**TO DO**
Using the listing below, retype only the lines from the line with "Type out the text in this image." through the end, both ends included, and exclude the pictures.

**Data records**
--- BEGIN ---

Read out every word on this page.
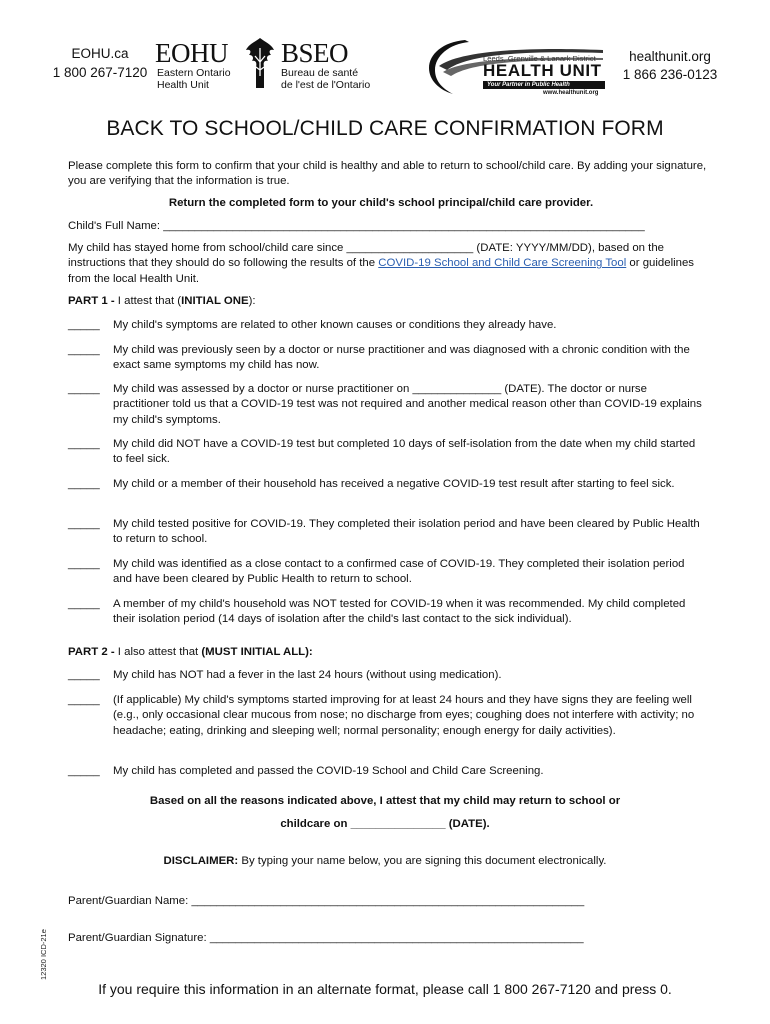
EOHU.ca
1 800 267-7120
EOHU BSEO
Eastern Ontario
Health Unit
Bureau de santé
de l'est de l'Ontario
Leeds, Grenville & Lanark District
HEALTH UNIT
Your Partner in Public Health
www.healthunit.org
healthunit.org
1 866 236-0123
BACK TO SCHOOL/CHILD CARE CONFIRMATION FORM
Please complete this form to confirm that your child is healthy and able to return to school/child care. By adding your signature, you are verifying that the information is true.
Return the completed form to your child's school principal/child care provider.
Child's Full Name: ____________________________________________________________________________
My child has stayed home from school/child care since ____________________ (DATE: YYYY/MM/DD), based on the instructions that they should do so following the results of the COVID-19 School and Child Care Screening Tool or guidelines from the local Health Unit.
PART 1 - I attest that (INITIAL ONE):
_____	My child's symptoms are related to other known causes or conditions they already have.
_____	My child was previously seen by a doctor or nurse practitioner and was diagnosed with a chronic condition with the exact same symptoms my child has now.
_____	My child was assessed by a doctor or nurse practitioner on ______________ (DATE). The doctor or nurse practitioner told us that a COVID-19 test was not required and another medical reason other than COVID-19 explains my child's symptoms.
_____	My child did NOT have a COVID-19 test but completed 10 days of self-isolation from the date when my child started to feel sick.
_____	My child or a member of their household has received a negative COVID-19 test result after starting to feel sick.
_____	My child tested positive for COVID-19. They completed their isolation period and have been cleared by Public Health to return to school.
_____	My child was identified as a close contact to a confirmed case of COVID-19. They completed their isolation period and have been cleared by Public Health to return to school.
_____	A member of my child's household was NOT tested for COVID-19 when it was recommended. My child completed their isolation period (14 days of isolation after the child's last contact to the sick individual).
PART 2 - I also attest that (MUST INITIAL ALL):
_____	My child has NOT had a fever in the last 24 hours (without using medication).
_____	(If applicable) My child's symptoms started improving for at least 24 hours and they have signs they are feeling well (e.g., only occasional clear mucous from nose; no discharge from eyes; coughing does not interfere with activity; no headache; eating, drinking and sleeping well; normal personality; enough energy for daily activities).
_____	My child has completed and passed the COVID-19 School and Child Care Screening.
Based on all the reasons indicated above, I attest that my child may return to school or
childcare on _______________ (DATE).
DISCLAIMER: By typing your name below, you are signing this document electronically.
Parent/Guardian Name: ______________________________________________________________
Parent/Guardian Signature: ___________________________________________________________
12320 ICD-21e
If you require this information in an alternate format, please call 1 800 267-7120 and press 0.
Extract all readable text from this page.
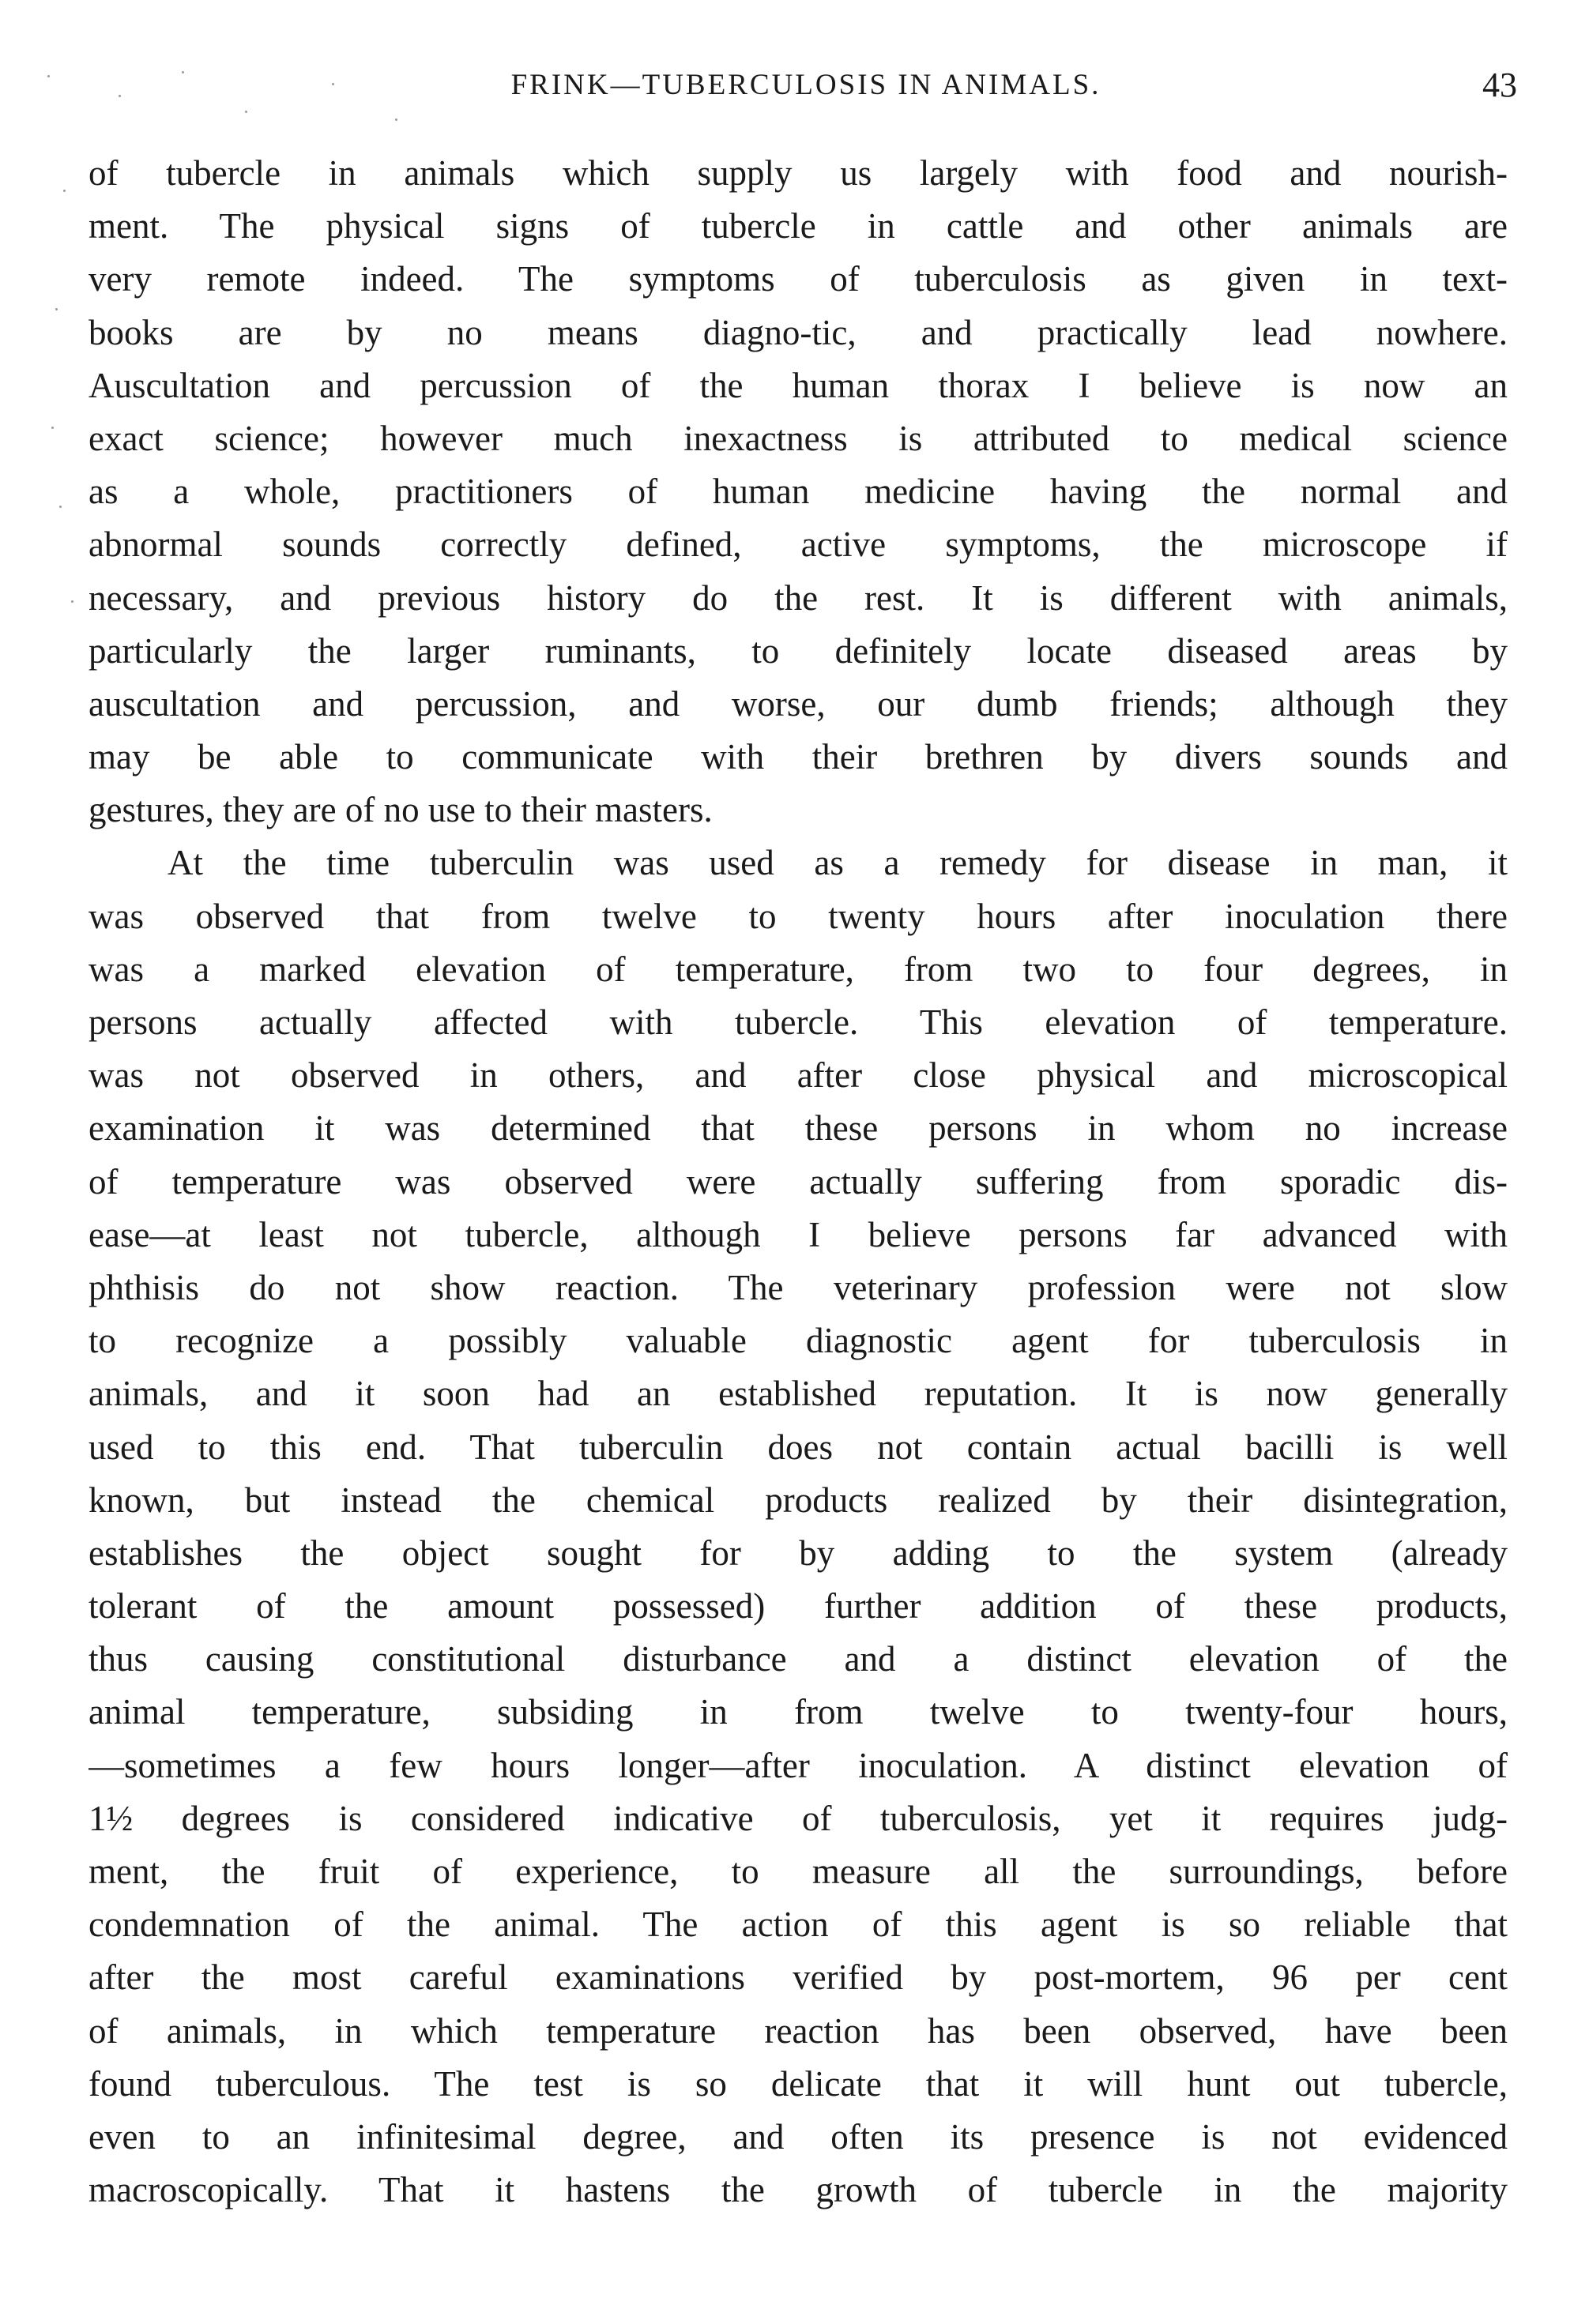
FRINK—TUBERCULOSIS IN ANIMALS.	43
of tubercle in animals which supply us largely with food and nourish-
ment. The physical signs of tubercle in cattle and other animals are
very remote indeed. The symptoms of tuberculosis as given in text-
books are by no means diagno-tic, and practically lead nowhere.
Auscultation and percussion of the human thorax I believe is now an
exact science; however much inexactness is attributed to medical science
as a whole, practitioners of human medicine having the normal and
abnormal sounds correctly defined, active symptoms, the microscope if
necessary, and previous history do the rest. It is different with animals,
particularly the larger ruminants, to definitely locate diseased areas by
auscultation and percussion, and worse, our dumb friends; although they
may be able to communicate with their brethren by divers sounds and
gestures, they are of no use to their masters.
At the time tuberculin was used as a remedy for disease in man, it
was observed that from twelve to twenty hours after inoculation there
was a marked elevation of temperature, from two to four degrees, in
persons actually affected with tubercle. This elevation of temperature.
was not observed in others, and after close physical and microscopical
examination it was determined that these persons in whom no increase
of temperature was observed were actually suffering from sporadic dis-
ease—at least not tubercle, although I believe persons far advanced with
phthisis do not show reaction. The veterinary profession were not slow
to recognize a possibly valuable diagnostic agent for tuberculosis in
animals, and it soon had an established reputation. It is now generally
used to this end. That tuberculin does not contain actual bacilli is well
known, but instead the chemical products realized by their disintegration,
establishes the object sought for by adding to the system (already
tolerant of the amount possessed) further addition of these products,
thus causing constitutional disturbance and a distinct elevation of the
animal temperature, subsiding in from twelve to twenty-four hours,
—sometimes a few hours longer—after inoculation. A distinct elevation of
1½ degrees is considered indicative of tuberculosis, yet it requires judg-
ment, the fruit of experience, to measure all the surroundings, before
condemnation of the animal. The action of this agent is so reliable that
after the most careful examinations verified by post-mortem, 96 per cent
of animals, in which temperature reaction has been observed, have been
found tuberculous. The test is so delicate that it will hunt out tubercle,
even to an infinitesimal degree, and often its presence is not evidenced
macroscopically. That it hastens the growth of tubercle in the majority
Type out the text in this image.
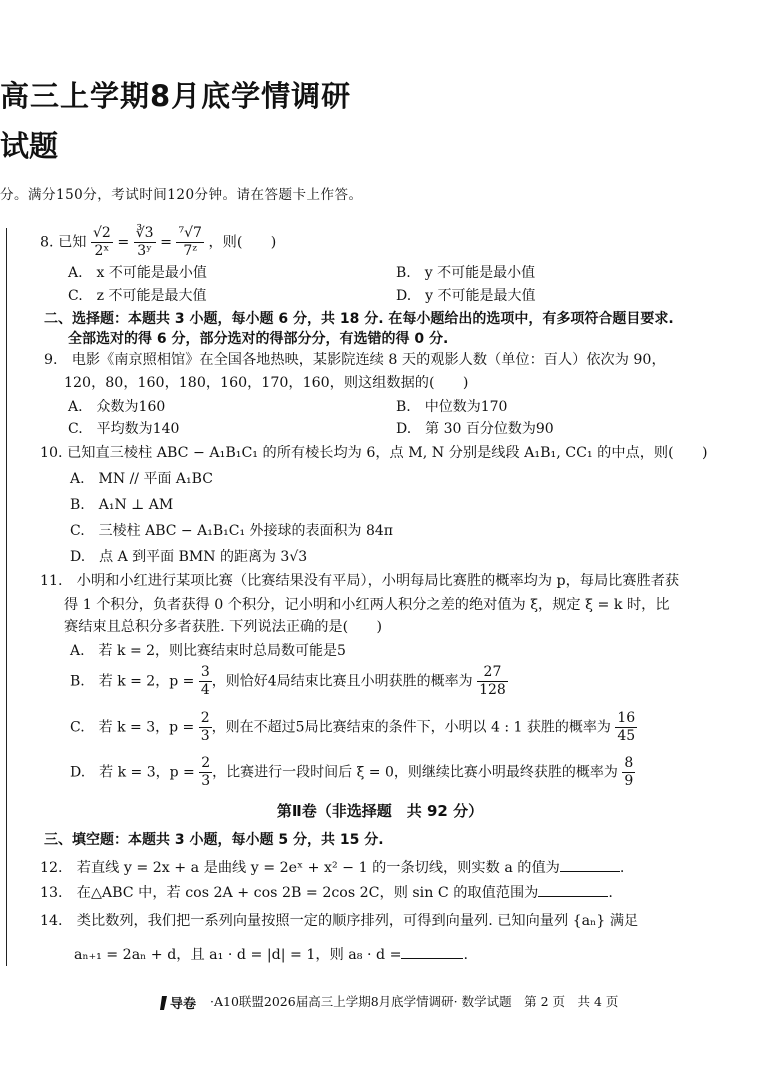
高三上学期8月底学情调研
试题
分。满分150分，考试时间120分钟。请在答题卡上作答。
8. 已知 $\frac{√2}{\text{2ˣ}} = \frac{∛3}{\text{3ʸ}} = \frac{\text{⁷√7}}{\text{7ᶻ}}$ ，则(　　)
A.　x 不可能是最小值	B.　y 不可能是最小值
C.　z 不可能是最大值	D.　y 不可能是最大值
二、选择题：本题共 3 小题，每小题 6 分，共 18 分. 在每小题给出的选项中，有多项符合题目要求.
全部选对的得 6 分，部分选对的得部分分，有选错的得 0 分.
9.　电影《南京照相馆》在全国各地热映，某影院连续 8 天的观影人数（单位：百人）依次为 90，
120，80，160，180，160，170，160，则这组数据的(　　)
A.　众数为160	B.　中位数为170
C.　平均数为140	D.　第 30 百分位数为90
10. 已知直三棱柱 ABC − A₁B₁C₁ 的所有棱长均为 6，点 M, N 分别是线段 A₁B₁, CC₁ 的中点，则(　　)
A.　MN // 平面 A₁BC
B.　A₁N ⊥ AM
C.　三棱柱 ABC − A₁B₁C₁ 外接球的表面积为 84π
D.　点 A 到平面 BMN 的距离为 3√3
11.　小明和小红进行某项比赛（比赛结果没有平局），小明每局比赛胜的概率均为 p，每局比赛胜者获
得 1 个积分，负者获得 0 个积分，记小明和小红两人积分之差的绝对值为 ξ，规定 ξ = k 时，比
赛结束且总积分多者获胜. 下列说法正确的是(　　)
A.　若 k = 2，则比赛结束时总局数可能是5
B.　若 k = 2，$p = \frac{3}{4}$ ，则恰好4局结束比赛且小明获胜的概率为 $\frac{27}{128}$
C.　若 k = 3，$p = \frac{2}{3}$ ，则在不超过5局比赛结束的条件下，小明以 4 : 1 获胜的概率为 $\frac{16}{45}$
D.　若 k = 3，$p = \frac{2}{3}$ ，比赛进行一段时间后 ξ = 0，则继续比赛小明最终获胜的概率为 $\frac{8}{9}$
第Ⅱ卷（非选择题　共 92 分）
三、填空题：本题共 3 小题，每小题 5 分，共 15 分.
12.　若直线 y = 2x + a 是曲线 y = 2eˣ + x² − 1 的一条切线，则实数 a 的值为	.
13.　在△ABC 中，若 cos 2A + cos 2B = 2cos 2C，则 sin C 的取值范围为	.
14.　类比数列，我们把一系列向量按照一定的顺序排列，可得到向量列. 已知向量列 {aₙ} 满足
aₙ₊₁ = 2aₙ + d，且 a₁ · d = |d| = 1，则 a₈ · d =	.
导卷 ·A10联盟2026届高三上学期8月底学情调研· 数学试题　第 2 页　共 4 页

--- END ---

**REPLY**
Type out the text in this image.
高三上学期8月底学情调研
试题
分。满分150分，考试时间120分钟。请在答题卡上作答。
8. 已知 $\frac{√2}{\text{2ˣ}} = \frac{∛3}{\text{3ʸ}} = \frac{\text{⁷√7}}{\text{7ᶻ}}$ ，则(　　)
A.　x 不可能是最小值	B.　y 不可能是最小值
C.　z 不可能是最大值	D.　y 不可能是最大值
二、选择题：本题共 3 小题，每小题 6 分，共 18 分. 在每小题给出的选项中，有多项符合题目要求.
全部选对的得 6 分，部分选对的得部分分，有选错的得 0 分.
9.　电影《南京照相馆》在全国各地热映，某影院连续 8 天的观影人数（单位：百人）依次为 90，
120，80，160，180，160，170，160，则这组数据的(　　)
A.　众数为160	B.　中位数为170
C.　平均数为140	D.　第 30 百分位数为90
10. 已知直三棱柱 ABC − A₁B₁C₁ 的所有棱长均为 6，点 M, N 分别是线段 A₁B₁, CC₁ 的中点，则(　　)
A.　MN // 平面 A₁BC
B.　A₁N ⊥ AM
C.　三棱柱 ABC − A₁B₁C₁ 外接球的表面积为 84π
D.　点 A 到平面 BMN 的距离为 3√3
11.　小明和小红进行某项比赛（比赛结果没有平局），小明每局比赛胜的概率均为 p，每局比赛胜者获
得 1 个积分，负者获得 0 个积分，记小明和小红两人积分之差的绝对值为 ξ，规定 ξ = k 时，比
赛结束且总积分多者获胜. 下列说法正确的是(　　)
A.　若 k = 2，则比赛结束时总局数可能是5
B.　若 k = 2，$p = \frac{3}{4}$ ，则恰好4局结束比赛且小明获胜的概率为 $\frac{27}{128}$
C.　若 k = 3，$p = \frac{2}{3}$ ，则在不超过5局比赛结束的条件下，小明以 4 : 1 获胜的概率为 $\frac{16}{45}$
D.　若 k = 3，$p = \frac{2}{3}$ ，比赛进行一段时间后 ξ = 0，则继续比赛小明最终获胜的概率为 $\frac{8}{9}$
第Ⅱ卷（非选择题　共 92 分）
三、填空题：本题共 3 小题，每小题 5 分，共 15 分.
12.　若直线 y = 2x + a 是曲线 y = 2eˣ + x² − 1 的一条切线，则实数 a 的值为	.
13.　在△ABC 中，若 cos 2A + cos 2B = 2cos 2C，则 sin C 的取值范围为	.
14.　类比数列，我们把一系列向量按照一定的顺序排列，可得到向量列. 已知向量列 {aₙ} 满足
aₙ₊₁ = 2aₙ + d，且 a₁ · d = |d| = 1，则 a₈ · d =	.
导卷 ·A10联盟2026届高三上学期8月底学情调研· 数学试题　第 2 页　共 4 页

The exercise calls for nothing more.